### Supplied records
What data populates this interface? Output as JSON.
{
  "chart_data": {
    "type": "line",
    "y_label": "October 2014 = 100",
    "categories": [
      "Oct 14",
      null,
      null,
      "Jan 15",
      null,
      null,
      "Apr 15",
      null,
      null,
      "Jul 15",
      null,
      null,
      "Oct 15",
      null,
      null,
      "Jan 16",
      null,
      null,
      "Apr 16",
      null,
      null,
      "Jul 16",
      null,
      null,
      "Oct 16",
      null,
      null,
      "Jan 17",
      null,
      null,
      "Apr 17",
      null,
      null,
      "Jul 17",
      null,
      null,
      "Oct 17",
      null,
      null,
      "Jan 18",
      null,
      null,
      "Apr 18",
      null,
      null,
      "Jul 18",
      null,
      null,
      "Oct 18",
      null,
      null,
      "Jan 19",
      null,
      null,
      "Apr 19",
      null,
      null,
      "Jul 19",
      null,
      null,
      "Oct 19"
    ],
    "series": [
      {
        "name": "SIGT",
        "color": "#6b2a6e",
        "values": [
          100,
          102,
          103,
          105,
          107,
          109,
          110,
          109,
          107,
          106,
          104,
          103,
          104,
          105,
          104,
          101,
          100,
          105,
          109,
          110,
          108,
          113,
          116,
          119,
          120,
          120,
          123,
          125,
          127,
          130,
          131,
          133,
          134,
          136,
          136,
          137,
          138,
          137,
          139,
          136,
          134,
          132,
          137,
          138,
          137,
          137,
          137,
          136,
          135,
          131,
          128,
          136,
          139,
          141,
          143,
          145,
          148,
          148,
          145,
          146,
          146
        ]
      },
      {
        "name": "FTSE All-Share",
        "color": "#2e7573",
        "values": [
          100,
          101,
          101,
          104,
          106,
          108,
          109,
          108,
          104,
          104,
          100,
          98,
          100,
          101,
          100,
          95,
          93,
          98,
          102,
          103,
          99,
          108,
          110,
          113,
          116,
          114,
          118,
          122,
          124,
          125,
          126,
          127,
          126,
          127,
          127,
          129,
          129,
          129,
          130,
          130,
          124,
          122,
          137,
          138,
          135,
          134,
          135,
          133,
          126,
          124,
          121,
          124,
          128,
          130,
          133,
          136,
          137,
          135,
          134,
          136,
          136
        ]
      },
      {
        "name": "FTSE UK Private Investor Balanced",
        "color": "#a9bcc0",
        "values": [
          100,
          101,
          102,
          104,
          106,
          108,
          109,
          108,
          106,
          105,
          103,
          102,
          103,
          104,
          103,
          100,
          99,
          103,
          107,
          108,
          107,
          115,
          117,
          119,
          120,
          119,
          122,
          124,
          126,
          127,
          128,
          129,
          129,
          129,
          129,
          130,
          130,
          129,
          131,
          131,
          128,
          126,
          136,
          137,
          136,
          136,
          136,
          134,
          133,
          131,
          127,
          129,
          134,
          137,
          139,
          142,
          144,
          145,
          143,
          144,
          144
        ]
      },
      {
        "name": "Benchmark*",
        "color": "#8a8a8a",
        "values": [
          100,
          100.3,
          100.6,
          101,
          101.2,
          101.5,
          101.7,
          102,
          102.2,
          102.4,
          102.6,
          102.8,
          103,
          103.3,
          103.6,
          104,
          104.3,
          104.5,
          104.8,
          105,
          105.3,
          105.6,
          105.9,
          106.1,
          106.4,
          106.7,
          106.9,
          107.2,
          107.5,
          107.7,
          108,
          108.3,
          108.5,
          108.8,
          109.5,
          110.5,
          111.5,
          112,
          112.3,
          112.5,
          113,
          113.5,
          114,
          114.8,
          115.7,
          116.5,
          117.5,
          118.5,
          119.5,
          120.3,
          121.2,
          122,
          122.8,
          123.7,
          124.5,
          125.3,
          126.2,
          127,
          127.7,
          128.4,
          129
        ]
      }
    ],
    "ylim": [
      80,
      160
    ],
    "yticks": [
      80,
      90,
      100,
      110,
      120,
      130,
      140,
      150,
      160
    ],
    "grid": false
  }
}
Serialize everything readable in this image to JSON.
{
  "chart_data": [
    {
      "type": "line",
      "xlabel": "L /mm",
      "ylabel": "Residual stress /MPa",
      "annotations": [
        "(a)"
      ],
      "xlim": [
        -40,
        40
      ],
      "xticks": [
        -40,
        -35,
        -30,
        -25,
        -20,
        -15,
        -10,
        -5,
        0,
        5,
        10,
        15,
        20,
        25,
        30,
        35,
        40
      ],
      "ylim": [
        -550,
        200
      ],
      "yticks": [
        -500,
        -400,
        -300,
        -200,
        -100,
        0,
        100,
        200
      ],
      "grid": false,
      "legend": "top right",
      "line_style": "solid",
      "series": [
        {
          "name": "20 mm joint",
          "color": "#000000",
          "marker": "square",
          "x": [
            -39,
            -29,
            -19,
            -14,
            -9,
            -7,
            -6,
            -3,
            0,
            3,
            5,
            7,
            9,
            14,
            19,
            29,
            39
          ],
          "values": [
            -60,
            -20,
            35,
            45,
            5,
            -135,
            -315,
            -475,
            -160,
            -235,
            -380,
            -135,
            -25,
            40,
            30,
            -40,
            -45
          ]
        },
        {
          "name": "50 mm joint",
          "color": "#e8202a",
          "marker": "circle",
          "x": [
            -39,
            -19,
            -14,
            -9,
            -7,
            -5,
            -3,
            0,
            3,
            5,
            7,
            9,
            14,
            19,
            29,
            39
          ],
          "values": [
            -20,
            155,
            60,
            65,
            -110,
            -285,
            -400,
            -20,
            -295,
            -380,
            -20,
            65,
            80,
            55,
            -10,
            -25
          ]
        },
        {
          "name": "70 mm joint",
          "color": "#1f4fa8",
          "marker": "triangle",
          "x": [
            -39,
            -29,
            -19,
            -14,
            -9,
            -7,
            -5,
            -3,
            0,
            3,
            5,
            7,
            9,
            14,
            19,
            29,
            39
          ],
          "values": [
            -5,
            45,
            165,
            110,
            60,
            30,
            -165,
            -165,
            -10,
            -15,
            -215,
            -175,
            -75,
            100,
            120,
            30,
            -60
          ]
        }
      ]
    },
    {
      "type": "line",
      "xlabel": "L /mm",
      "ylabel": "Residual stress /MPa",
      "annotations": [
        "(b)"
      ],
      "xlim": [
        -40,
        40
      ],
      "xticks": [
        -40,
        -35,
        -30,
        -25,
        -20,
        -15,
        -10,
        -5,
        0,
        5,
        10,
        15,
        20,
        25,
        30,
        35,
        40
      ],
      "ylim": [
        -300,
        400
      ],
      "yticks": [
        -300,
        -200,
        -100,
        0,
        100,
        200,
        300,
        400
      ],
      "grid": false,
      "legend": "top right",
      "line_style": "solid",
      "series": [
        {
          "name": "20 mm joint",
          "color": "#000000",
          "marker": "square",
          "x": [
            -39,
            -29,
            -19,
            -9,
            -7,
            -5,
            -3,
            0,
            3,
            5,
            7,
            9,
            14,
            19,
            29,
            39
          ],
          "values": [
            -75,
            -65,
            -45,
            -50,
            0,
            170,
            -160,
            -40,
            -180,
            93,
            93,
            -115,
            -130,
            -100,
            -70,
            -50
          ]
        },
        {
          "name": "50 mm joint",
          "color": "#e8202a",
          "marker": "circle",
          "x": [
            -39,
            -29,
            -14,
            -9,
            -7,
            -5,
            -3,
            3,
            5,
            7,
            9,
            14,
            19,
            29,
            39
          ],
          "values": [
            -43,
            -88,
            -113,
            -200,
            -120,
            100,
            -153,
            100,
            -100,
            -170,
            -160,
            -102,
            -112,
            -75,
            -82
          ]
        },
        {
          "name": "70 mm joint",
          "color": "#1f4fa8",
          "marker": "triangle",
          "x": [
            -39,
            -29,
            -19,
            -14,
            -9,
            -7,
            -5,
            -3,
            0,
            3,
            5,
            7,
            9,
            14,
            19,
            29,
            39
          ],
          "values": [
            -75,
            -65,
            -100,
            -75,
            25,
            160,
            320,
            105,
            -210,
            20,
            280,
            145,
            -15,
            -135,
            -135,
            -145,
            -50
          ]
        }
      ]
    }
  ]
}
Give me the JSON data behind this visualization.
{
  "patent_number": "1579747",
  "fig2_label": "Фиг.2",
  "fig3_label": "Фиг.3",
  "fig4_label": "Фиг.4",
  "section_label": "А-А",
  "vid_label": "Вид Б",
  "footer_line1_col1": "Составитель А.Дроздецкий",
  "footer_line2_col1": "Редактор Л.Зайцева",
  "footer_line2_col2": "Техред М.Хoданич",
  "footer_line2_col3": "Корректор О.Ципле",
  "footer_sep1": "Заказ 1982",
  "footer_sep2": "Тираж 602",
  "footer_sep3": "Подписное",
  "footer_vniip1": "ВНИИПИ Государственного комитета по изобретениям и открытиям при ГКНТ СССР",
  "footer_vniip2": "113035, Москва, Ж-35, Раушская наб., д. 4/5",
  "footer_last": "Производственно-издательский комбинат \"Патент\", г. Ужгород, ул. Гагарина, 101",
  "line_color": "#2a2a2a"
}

### Short exercise
Return exactly the lines from the line bearing "Give me the" to the end of the records, inclusive of both; include no other lines.

### Answer to this exercise
Give me the JSON data behind this visualization.
{
  "patent_number": "1579747",
  "fig2_label": "Фиг.2",
  "fig3_label": "Фиг.3",
  "fig4_label": "Фиг.4",
  "section_label": "А-А",
  "vid_label": "Вид Б",
  "footer_line1_col1": "Составитель А.Дроздецкий",
  "footer_line2_col1": "Редактор Л.Зайцева",
  "footer_line2_col2": "Техред М.Хoданич",
  "footer_line2_col3": "Корректор О.Ципле",
  "footer_sep1": "Заказ 1982",
  "footer_sep2": "Тираж 602",
  "footer_sep3": "Подписное",
  "footer_vniip1": "ВНИИПИ Государственного комитета по изобретениям и открытиям при ГКНТ СССР",
  "footer_vniip2": "113035, Москва, Ж-35, Раушская наб., д. 4/5",
  "footer_last": "Производственно-издательский комбинат \"Патент\", г. Ужгород, ул. Гагарина, 101",
  "line_color": "#2a2a2a"
}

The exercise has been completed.